__PROBLEM__
Verbatim output of all the material below is required.

--- Begin TASK INPUTS ---

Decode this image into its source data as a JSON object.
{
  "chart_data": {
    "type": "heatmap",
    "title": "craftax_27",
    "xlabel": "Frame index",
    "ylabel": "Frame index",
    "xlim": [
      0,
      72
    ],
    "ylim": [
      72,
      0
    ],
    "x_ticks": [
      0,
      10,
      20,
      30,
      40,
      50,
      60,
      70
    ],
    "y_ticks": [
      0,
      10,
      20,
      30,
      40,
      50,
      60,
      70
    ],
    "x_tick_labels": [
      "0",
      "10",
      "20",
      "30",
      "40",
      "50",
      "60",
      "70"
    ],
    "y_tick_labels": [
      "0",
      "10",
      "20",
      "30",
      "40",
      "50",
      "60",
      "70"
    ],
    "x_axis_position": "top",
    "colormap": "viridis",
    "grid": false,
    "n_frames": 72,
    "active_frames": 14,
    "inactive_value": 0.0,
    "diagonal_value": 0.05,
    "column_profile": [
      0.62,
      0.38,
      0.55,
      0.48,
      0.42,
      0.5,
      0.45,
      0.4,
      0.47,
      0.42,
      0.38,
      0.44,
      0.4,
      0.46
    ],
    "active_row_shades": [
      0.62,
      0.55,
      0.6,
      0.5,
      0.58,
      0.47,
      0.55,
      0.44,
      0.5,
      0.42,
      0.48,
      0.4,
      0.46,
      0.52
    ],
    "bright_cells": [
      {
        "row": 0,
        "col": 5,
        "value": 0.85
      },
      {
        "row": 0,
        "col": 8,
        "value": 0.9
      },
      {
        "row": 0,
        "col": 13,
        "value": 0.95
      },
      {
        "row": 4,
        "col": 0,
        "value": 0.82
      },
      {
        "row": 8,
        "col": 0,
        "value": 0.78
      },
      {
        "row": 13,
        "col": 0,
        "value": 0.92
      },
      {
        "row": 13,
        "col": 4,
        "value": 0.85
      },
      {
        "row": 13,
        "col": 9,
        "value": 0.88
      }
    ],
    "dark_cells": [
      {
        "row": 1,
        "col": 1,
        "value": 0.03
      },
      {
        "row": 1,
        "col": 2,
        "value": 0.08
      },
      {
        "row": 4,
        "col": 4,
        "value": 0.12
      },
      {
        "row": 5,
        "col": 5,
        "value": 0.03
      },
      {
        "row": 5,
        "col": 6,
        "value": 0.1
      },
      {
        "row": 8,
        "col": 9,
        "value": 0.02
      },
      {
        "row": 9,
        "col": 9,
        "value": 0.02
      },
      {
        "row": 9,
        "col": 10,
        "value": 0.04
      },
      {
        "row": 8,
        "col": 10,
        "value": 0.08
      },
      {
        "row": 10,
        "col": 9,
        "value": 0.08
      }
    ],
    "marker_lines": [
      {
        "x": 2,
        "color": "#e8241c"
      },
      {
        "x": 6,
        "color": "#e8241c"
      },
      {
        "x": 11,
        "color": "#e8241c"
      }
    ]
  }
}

--- End TASK INPUTS ---

__TASK ANSWER__
Decode this image into its source data as a JSON object.
{
  "chart_data": {
    "type": "heatmap",
    "title": "craftax_27",
    "xlabel": "Frame index",
    "ylabel": "Frame index",
    "xlim": [
      0,
      72
    ],
    "ylim": [
      72,
      0
    ],
    "x_ticks": [
      0,
      10,
      20,
      30,
      40,
      50,
      60,
      70
    ],
    "y_ticks": [
      0,
      10,
      20,
      30,
      40,
      50,
      60,
      70
    ],
    "x_tick_labels": [
      "0",
      "10",
      "20",
      "30",
      "40",
      "50",
      "60",
      "70"
    ],
    "y_tick_labels": [
      "0",
      "10",
      "20",
      "30",
      "40",
      "50",
      "60",
      "70"
    ],
    "x_axis_position": "top",
    "colormap": "viridis",
    "grid": false,
    "n_frames": 72,
    "active_frames": 14,
    "inactive_value": 0.0,
    "diagonal_value": 0.05,
    "column_profile": [
      0.62,
      0.38,
      0.55,
      0.48,
      0.42,
      0.5,
      0.45,
      0.4,
      0.47,
      0.42,
      0.38,
      0.44,
      0.4,
      0.46
    ],
    "active_row_shades": [
      0.62,
      0.55,
      0.6,
      0.5,
      0.58,
      0.47,
      0.55,
      0.44,
      0.5,
      0.42,
      0.48,
      0.4,
      0.46,
      0.52
    ],
    "bright_cells": [
      {
        "row": 0,
        "col": 5,
        "value": 0.85
      },
      {
        "row": 0,
        "col": 8,
        "value": 0.9
      },
      {
        "row": 0,
        "col": 13,
        "value": 0.95
      },
      {
        "row": 4,
        "col": 0,
        "value": 0.82
      },
      {
        "row": 8,
        "col": 0,
        "value": 0.78
      },
      {
        "row": 13,
        "col": 0,
        "value": 0.92
      },
      {
        "row": 13,
        "col": 4,
        "value": 0.85
      },
      {
        "row": 13,
        "col": 9,
        "value": 0.88
      }
    ],
    "dark_cells": [
      {
        "row": 1,
        "col": 1,
        "value": 0.03
      },
      {
        "row": 1,
        "col": 2,
        "value": 0.08
      },
      {
        "row": 4,
        "col": 4,
        "value": 0.12
      },
      {
        "row": 5,
        "col": 5,
        "value": 0.03
      },
      {
        "row": 5,
        "col": 6,
        "value": 0.1
      },
      {
        "row": 8,
        "col": 9,
        "value": 0.02
      },
      {
        "row": 9,
        "col": 9,
        "value": 0.02
      },
      {
        "row": 9,
        "col": 10,
        "value": 0.04
      },
      {
        "row": 8,
        "col": 10,
        "value": 0.08
      },
      {
        "row": 10,
        "col": 9,
        "value": 0.08
      }
    ],
    "marker_lines": [
      {
        "x": 2,
        "color": "#e8241c"
      },
      {
        "x": 6,
        "color": "#e8241c"
      },
      {
        "x": 11,
        "color": "#e8241c"
      }
    ]
  }
}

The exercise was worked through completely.